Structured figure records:
++++

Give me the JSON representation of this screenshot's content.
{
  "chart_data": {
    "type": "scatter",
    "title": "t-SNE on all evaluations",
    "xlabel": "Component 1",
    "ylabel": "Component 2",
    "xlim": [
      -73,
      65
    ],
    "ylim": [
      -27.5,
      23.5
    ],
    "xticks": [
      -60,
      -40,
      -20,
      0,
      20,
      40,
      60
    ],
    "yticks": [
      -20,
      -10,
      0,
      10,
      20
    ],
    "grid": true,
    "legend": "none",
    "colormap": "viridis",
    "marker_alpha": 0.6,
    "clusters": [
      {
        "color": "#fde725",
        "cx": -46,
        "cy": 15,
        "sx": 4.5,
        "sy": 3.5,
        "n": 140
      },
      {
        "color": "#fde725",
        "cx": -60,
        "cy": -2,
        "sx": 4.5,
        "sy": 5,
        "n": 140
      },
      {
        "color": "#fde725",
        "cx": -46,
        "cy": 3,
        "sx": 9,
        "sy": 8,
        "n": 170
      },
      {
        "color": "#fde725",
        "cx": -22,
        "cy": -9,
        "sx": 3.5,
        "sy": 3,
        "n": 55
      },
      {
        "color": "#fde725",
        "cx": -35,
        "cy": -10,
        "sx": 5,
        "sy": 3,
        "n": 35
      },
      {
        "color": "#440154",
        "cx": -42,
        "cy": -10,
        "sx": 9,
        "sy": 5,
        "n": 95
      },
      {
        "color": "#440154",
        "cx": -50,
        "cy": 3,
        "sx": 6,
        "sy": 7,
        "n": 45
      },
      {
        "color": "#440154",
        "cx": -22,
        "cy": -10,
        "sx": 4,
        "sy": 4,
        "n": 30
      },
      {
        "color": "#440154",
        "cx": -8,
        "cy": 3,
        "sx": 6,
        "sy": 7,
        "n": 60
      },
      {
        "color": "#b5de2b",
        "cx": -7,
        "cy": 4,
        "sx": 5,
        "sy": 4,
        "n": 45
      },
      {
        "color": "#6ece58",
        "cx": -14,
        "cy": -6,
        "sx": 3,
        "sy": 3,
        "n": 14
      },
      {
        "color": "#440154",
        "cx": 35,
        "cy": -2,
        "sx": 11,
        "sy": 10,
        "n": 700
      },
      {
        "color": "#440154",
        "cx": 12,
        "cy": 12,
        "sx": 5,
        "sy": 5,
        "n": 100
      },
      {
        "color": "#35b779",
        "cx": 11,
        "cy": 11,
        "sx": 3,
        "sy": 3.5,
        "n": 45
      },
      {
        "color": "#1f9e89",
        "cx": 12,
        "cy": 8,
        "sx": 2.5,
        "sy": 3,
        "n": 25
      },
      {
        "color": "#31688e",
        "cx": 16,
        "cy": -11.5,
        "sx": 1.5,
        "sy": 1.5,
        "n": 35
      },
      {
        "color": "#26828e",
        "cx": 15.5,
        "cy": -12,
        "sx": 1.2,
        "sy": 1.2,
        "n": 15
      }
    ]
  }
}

++++

Copy down every line of the entries containing the word "Component".

Response to the task:
    "xlabel": "Component 1",
    "ylabel": "Component 2",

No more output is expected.